## SUPPLIED ENTRIES
== == ==

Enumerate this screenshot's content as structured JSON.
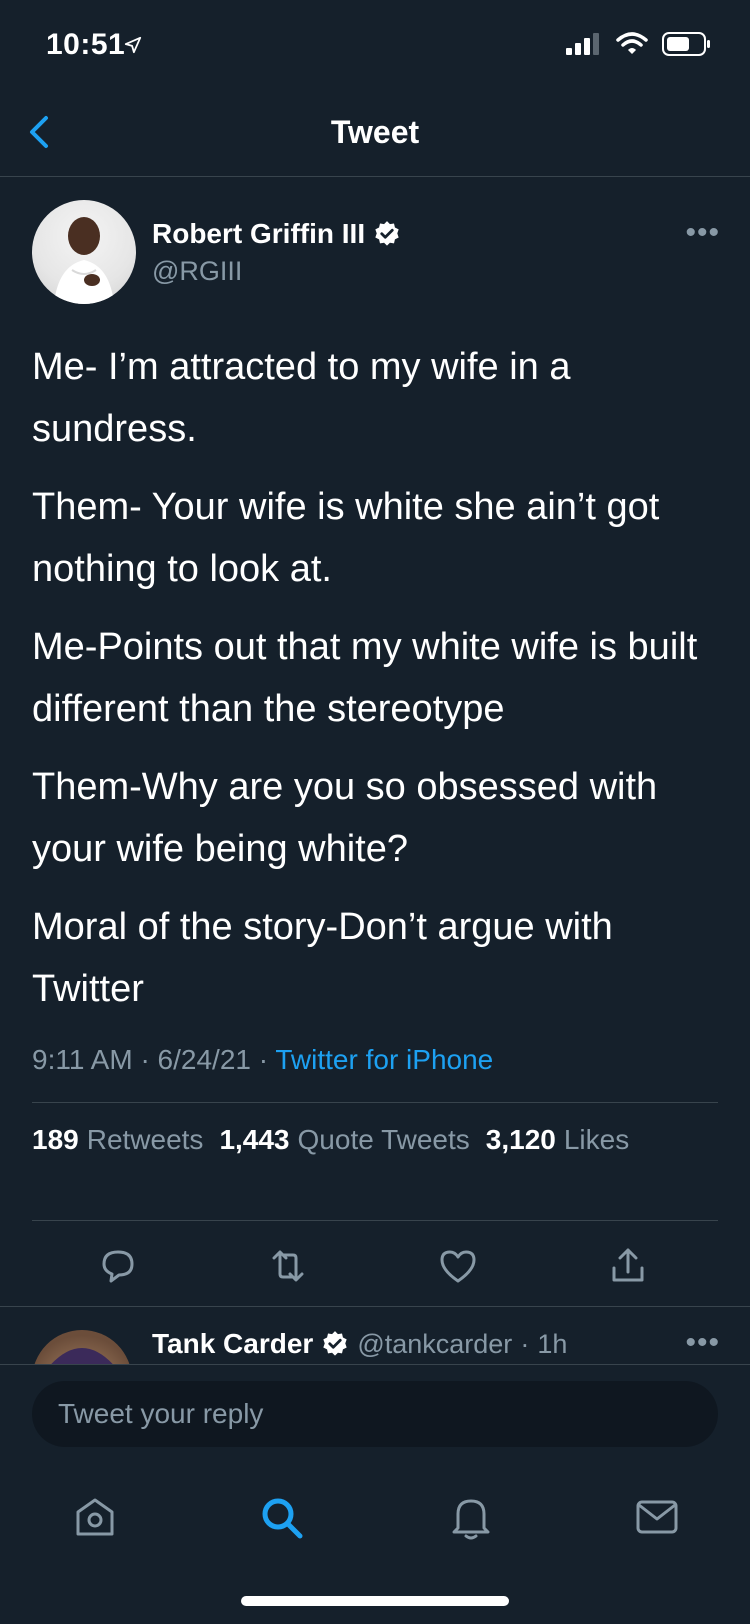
{
  "status_bar": {
    "time": "10:51"
  },
  "nav": {
    "title": "Tweet"
  },
  "tweet": {
    "author_name": "Robert Griffin III",
    "author_handle": "@RGIII",
    "paragraphs": [
      "Me- I’m attracted to my wife in a sundress.",
      "Them- Your wife is white she ain’t got nothing to look at.",
      "Me-Points out that my white wife is built different than the stereotype",
      "Them-Why are you so obsessed with your wife being white?",
      "Moral of the story-Don’t argue with Twitter"
    ],
    "time": "9:11 AM",
    "date": "6/24/21",
    "source": "Twitter for iPhone",
    "stats": {
      "retweets_count": "189",
      "retweets_label": "Retweets",
      "quotes_count": "1,443",
      "quotes_label": "Quote Tweets",
      "likes_count": "3,120",
      "likes_label": "Likes"
    }
  },
  "reply_preview": {
    "name": "Tank Carder",
    "handle": "@tankcarder",
    "time": "1h"
  },
  "composer": {
    "placeholder": "Tweet your reply"
  },
  "colors": {
    "background": "#15202b",
    "accent": "#1da1f2",
    "secondary_text": "#8899a6",
    "divider": "#38444d"
  }
}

== == ==

## WORK TO BE COMPLETED
Print each record exactly as it stands, leaving the images out.

## EXERCISE SOLUTION
Enumerate this screenshot's content as structured JSON.
{
  "status_bar": {
    "time": "10:51"
  },
  "nav": {
    "title": "Tweet"
  },
  "tweet": {
    "author_name": "Robert Griffin III",
    "author_handle": "@RGIII",
    "paragraphs": [
      "Me- I’m attracted to my wife in a sundress.",
      "Them- Your wife is white she ain’t got nothing to look at.",
      "Me-Points out that my white wife is built different than the stereotype",
      "Them-Why are you so obsessed with your wife being white?",
      "Moral of the story-Don’t argue with Twitter"
    ],
    "time": "9:11 AM",
    "date": "6/24/21",
    "source": "Twitter for iPhone",
    "stats": {
      "retweets_count": "189",
      "retweets_label": "Retweets",
      "quotes_count": "1,443",
      "quotes_label": "Quote Tweets",
      "likes_count": "3,120",
      "likes_label": "Likes"
    }
  },
  "reply_preview": {
    "name": "Tank Carder",
    "handle": "@tankcarder",
    "time": "1h"
  },
  "composer": {
    "placeholder": "Tweet your reply"
  },
  "colors": {
    "background": "#15202b",
    "accent": "#1da1f2",
    "secondary_text": "#8899a6",
    "divider": "#38444d"
  }
}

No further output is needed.